DO THIS → Find every line in the records below that holds the word "glyph" and copy it.

DATASET ROWS →
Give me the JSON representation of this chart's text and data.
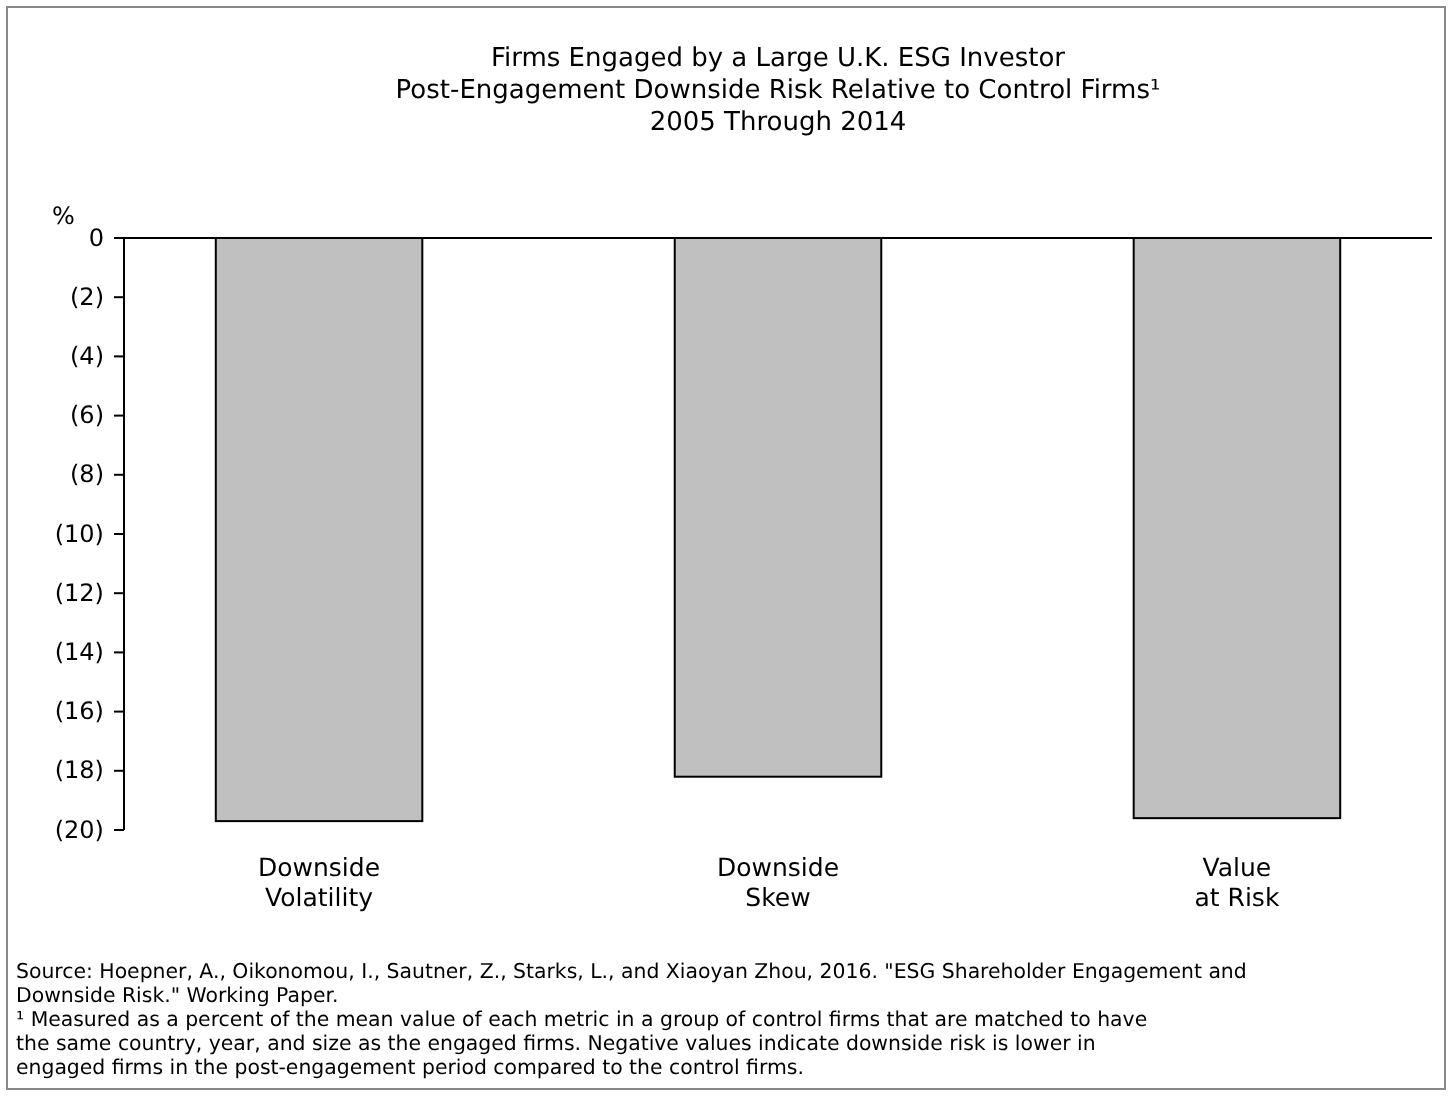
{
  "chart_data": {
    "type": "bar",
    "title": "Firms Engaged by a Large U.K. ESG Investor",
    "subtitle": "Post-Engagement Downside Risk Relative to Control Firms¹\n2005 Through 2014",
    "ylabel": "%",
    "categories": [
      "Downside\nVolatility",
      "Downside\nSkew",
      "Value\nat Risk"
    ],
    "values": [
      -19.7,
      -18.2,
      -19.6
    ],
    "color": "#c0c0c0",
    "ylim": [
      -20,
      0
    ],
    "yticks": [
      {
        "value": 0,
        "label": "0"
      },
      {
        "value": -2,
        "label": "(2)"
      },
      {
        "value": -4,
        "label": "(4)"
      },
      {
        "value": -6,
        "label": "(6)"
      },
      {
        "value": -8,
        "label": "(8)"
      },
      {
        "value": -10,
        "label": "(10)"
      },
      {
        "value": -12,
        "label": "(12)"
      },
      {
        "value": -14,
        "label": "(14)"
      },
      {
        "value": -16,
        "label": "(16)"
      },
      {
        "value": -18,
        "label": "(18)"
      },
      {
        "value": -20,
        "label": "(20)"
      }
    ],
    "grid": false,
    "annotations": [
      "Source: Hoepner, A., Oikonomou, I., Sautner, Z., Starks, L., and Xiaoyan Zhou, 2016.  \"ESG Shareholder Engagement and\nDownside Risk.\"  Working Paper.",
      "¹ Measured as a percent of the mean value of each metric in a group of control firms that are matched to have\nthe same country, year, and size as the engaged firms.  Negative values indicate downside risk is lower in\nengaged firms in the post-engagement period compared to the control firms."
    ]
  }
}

* * *

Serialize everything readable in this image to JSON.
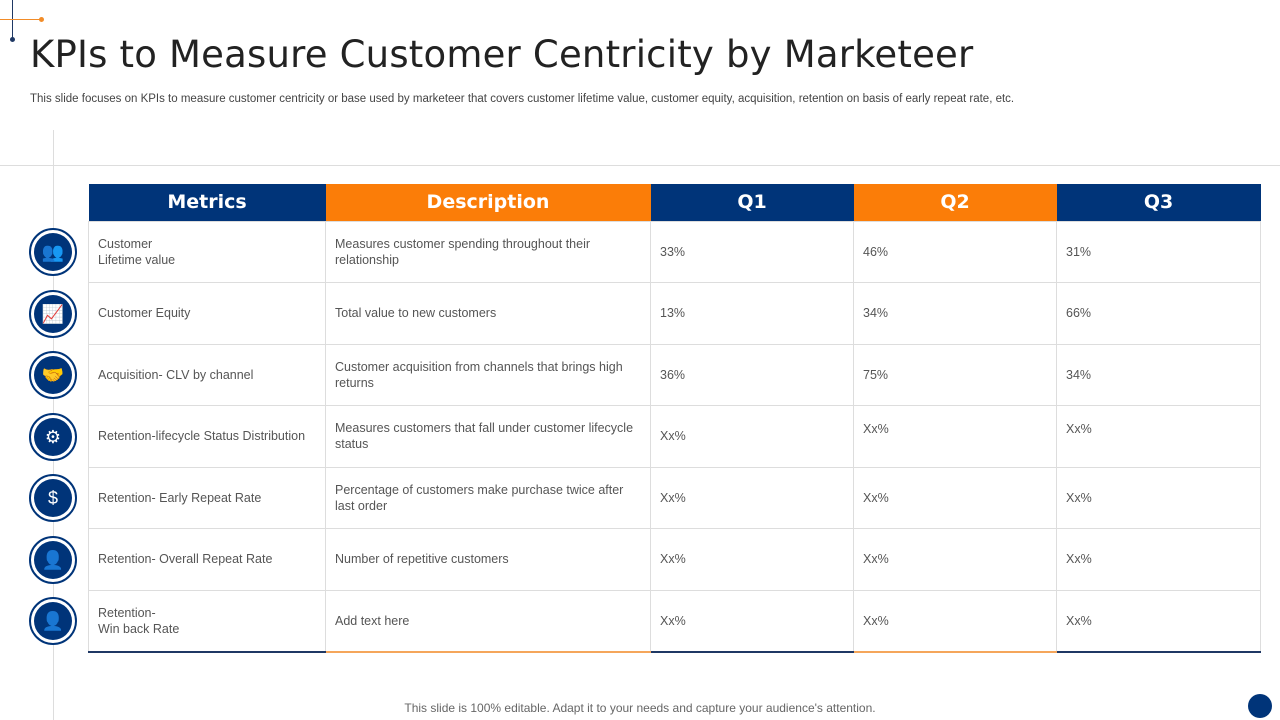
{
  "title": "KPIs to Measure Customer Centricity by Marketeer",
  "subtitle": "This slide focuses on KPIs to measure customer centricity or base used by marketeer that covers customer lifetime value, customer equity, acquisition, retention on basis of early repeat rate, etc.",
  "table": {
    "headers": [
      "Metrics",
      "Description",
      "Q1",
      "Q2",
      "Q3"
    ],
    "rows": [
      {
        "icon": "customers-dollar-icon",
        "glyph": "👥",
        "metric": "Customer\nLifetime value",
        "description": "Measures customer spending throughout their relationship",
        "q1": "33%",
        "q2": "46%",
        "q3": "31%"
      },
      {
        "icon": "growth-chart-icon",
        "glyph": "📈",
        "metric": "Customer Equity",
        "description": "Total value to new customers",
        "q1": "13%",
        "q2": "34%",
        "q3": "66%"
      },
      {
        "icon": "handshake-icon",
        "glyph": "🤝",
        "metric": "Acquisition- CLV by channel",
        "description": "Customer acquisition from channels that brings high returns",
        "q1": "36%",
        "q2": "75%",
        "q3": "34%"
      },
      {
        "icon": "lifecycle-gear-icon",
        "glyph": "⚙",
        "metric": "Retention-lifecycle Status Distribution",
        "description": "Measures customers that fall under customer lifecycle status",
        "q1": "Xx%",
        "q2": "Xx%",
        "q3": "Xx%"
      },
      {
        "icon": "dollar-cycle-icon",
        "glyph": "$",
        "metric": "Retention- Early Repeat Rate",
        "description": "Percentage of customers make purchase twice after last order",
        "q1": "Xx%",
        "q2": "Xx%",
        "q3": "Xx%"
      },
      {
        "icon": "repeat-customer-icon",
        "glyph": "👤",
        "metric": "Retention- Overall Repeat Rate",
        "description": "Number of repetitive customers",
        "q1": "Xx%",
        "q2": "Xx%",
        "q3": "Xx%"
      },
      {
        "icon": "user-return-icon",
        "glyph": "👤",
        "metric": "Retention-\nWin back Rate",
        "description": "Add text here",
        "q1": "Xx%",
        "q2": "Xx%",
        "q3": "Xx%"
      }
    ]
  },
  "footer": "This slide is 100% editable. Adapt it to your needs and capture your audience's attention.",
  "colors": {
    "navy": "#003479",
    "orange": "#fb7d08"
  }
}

* * *

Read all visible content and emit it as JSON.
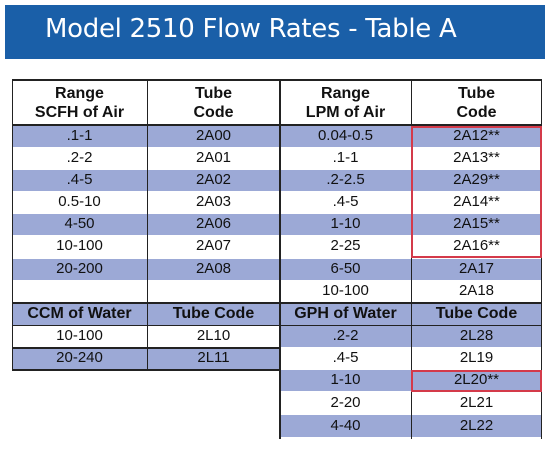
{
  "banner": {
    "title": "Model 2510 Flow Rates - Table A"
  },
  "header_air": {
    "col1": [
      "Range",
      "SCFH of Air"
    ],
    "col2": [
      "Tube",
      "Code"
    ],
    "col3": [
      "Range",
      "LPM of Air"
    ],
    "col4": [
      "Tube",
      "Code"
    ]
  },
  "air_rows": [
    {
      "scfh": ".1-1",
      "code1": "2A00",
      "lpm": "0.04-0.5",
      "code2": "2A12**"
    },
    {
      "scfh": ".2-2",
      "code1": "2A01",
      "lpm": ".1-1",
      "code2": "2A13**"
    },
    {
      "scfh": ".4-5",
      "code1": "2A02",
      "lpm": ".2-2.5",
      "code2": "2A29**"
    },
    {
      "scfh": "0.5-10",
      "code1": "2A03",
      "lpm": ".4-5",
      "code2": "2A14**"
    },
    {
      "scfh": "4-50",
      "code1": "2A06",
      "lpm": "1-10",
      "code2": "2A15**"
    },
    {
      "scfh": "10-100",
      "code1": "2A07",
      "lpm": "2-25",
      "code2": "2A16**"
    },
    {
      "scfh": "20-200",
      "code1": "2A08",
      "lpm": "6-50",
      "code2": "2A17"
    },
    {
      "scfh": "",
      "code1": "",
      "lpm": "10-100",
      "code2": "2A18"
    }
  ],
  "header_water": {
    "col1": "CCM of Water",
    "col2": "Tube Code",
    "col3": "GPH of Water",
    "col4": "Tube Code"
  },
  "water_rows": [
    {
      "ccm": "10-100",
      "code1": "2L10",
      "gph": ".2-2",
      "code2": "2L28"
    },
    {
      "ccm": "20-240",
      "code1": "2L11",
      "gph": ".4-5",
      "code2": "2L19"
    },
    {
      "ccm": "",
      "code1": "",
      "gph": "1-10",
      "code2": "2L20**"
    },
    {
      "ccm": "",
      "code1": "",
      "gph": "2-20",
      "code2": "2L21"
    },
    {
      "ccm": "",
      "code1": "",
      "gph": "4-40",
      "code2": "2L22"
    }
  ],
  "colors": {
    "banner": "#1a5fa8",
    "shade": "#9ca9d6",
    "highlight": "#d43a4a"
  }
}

RESPONSE →
        "glyph": "👥",
        "glyph": "📈",
        "glyph": "🤝",
        "glyph": "⚙",
        "glyph": "$",
        "glyph": "👤",
        "glyph": "👤",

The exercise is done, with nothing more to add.